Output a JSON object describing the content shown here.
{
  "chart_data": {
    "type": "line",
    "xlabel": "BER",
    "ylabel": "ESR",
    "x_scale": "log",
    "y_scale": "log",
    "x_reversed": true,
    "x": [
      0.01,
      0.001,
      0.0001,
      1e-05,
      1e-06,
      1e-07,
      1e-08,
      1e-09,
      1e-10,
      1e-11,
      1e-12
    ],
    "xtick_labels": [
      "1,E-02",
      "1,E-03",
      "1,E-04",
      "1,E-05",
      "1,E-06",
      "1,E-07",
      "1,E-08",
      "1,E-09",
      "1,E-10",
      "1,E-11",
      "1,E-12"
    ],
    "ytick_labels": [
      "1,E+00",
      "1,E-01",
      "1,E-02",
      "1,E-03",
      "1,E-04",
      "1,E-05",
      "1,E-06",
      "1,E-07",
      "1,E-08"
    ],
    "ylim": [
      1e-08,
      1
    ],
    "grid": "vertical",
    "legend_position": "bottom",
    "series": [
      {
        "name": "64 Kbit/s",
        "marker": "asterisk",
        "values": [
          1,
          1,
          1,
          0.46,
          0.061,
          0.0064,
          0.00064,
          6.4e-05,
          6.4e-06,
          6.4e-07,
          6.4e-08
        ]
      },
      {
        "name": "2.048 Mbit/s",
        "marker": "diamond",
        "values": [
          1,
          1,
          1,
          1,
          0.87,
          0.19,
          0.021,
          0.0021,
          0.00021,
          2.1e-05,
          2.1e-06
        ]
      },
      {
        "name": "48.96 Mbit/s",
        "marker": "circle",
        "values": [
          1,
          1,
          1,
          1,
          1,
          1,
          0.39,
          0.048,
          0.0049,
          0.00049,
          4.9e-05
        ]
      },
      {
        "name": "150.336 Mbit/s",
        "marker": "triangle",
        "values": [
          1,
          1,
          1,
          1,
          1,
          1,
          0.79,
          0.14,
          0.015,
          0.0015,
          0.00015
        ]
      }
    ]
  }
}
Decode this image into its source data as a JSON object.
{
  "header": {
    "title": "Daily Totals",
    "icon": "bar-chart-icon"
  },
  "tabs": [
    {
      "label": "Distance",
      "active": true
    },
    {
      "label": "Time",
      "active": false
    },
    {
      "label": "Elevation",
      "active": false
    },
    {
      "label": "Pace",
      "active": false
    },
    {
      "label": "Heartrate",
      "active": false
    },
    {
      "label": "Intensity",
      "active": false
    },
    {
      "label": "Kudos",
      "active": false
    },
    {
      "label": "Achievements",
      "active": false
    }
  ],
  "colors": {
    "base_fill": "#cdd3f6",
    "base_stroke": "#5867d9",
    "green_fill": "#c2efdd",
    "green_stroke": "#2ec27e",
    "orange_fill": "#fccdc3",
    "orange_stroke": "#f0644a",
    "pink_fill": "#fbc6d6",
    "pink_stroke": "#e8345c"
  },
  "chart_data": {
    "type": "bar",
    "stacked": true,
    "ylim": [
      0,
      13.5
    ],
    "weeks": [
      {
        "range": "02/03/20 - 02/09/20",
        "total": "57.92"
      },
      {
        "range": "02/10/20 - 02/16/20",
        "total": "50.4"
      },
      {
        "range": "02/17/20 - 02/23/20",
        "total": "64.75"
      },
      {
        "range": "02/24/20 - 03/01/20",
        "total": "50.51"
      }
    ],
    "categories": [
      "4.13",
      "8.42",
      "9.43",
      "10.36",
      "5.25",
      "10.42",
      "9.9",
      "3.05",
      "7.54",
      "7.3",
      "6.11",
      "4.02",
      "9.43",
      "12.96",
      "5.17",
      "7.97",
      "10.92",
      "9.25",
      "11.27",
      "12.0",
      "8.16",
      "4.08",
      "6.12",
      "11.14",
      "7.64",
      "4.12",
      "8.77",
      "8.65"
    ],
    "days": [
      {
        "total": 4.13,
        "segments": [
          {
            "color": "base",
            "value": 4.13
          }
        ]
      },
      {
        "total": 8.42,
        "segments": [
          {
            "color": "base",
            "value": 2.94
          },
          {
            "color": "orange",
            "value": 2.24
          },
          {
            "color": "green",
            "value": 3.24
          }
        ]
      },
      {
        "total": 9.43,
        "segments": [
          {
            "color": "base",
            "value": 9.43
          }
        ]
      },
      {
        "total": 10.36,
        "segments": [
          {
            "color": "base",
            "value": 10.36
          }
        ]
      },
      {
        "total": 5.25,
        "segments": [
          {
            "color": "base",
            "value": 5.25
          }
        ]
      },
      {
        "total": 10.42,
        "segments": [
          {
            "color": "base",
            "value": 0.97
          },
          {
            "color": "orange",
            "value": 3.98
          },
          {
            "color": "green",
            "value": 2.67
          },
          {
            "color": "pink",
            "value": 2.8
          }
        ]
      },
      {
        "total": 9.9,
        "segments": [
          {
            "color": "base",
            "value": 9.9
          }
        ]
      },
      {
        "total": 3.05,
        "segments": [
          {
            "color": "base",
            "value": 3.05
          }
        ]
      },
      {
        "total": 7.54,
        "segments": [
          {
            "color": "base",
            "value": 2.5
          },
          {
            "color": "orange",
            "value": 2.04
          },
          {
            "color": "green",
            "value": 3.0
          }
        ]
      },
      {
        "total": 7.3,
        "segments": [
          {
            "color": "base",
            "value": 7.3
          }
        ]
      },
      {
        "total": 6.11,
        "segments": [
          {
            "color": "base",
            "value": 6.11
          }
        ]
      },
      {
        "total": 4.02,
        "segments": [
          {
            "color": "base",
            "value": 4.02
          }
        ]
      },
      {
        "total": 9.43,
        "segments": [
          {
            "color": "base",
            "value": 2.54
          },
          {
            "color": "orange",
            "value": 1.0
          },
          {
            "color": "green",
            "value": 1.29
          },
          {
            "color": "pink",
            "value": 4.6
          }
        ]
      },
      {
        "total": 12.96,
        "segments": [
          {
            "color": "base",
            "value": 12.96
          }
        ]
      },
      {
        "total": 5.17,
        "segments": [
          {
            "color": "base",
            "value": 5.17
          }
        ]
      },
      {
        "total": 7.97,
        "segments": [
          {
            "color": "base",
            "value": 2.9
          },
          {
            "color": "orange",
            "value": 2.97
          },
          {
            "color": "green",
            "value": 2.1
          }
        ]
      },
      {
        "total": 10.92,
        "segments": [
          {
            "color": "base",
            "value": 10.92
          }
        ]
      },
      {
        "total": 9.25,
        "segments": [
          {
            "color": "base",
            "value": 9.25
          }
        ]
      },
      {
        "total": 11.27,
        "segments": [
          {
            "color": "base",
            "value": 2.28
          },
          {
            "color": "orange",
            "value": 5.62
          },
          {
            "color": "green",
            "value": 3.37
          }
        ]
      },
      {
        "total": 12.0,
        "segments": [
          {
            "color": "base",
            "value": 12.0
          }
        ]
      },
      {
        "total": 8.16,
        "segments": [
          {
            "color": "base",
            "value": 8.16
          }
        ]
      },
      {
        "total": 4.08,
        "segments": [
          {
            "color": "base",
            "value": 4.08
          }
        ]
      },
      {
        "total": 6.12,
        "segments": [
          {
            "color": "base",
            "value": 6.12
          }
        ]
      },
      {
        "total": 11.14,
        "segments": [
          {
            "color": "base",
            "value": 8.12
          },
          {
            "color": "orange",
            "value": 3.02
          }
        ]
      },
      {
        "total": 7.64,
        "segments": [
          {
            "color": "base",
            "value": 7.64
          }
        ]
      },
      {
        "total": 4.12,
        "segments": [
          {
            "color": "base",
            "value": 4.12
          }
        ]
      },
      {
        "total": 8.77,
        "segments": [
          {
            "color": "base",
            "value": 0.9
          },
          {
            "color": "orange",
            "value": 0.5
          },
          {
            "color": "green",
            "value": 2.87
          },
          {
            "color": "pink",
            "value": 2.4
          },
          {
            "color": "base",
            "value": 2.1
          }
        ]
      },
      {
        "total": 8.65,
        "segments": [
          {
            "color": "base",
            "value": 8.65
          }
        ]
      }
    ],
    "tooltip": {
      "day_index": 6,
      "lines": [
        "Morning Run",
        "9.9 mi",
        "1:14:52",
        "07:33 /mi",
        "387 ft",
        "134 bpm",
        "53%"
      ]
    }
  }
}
§
### BRIEF:
Identify the lines in the entries above that contain "object", then copy them out.

### CORRECT RESULT:
Output a JSON object describing the content shown here.
Decode this image into its source data as a JSON object.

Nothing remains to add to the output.